** EXERCISE DETAILS **
Quote all lines below exactly. Images stay out.

## start MATERIAL FOR THIS TASK

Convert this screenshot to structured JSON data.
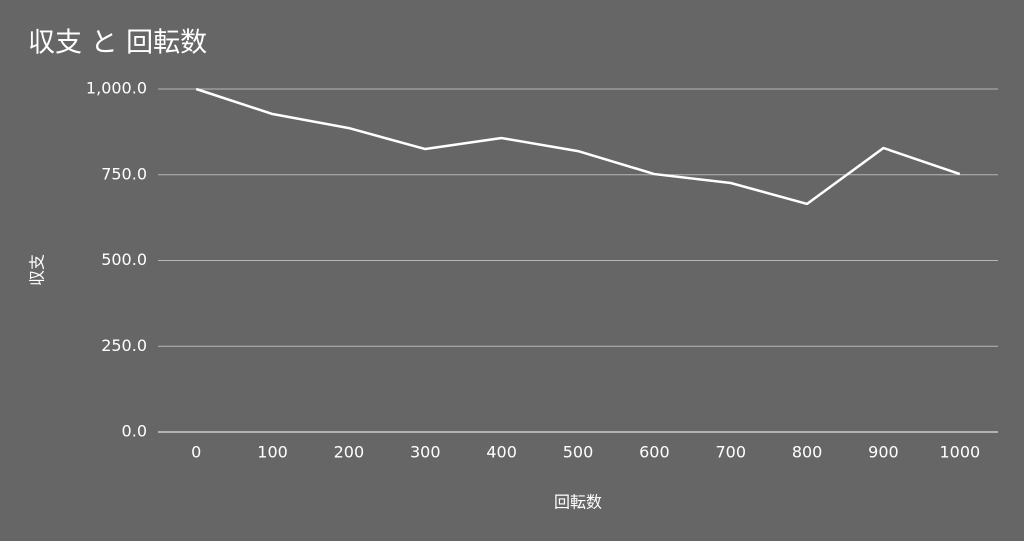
{
  "chart_data": {
    "type": "line",
    "title": "収支 と 回転数",
    "x_label": "回転数",
    "y_label": "収支",
    "categories": [
      "0",
      "100",
      "200",
      "300",
      "400",
      "500",
      "600",
      "700",
      "800",
      "900",
      "1000"
    ],
    "series": [
      {
        "name": "収支",
        "color": "#ffffff",
        "values": [
          1000,
          927,
          886,
          825,
          857,
          819,
          752,
          726,
          665,
          828,
          752
        ]
      }
    ],
    "ylim": [
      0,
      1000
    ],
    "yticks": [
      {
        "value": 0,
        "label": "0.0"
      },
      {
        "value": 250,
        "label": "250.0"
      },
      {
        "value": 500,
        "label": "500.0"
      },
      {
        "value": 750,
        "label": "750.0"
      },
      {
        "value": 1000,
        "label": "1,000.0"
      }
    ],
    "grid": true
  }
}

## end MATERIAL FOR THIS TASK

** EXERCISE ANSWER **
Convert this screenshot to structured JSON data.
{
  "chart_data": {
    "type": "line",
    "title": "収支 と 回転数",
    "x_label": "回転数",
    "y_label": "収支",
    "categories": [
      "0",
      "100",
      "200",
      "300",
      "400",
      "500",
      "600",
      "700",
      "800",
      "900",
      "1000"
    ],
    "series": [
      {
        "name": "収支",
        "color": "#ffffff",
        "values": [
          1000,
          927,
          886,
          825,
          857,
          819,
          752,
          726,
          665,
          828,
          752
        ]
      }
    ],
    "ylim": [
      0,
      1000
    ],
    "yticks": [
      {
        "value": 0,
        "label": "0.0"
      },
      {
        "value": 250,
        "label": "250.0"
      },
      {
        "value": 500,
        "label": "500.0"
      },
      {
        "value": 750,
        "label": "750.0"
      },
      {
        "value": 1000,
        "label": "1,000.0"
      }
    ],
    "grid": true
  }
}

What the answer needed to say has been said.